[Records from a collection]
▽

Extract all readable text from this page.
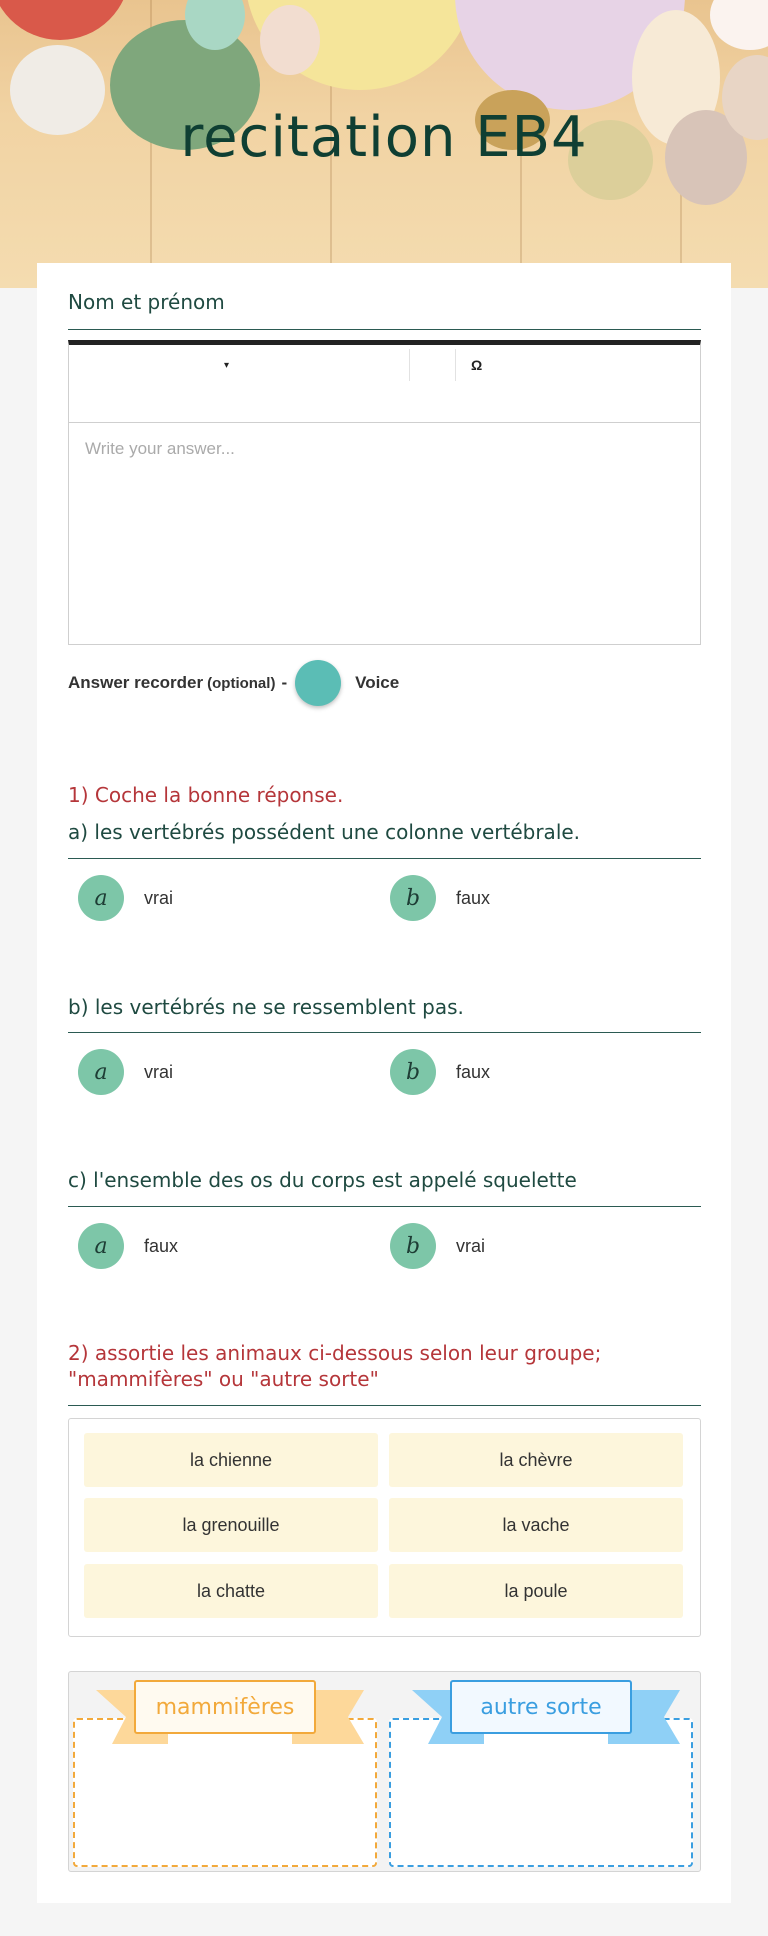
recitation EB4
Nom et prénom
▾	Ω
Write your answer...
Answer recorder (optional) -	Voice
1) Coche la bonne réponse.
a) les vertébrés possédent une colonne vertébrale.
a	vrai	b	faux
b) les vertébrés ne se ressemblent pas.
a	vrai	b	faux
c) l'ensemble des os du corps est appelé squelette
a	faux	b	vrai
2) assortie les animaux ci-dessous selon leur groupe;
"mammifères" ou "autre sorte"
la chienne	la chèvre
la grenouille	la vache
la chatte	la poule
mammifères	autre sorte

△
▽

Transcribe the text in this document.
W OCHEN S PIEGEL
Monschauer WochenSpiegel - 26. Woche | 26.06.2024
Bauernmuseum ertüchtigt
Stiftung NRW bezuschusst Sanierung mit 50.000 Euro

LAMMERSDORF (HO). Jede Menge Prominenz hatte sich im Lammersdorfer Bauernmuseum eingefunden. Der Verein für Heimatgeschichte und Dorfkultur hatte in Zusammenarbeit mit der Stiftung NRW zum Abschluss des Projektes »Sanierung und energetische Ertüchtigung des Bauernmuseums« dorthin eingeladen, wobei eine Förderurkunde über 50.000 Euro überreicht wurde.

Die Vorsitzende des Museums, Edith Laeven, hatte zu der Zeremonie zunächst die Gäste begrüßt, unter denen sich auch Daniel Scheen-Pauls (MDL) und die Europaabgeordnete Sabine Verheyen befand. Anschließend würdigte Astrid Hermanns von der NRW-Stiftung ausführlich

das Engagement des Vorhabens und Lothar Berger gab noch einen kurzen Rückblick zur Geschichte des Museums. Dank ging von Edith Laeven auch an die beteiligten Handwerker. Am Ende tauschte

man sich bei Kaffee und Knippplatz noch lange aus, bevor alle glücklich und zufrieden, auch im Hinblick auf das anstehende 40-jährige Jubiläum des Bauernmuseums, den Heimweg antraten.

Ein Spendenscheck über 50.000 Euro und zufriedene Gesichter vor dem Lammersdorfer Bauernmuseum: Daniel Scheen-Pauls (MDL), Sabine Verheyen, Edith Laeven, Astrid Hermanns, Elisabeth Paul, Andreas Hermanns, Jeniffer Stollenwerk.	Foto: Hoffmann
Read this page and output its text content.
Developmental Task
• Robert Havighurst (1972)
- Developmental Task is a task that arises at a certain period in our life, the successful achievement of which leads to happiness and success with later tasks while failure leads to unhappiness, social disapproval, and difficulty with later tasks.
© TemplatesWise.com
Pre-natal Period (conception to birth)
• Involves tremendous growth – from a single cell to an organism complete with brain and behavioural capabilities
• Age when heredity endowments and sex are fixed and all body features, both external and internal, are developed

△

=== WORK TO DO ===
Search the entries for the word "Bauernmuseums", then list each line that holds it.

=== EXERCISE RESPONSE ===
LAMMERSDORF (HO). Jede Menge Prominenz hatte sich im Lammersdorfer Bauernmuseum eingefunden. Der Verein für Heimatgeschichte und Dorfkultur hatte in Zusammenarbeit mit der Stiftung NRW zum Abschluss des Projektes »Sanierung und energetische Ertüchtigung des Bauernmuseums« dorthin eingeladen, wobei eine Förderurkunde über 50.000 Euro überreicht wurde.
man sich bei Kaffee und Knippplatz noch lange aus, bevor alle glücklich und zufrieden, auch im Hinblick auf das anstehende 40-jährige Jubiläum des Bauernmuseums, den Heimweg antraten.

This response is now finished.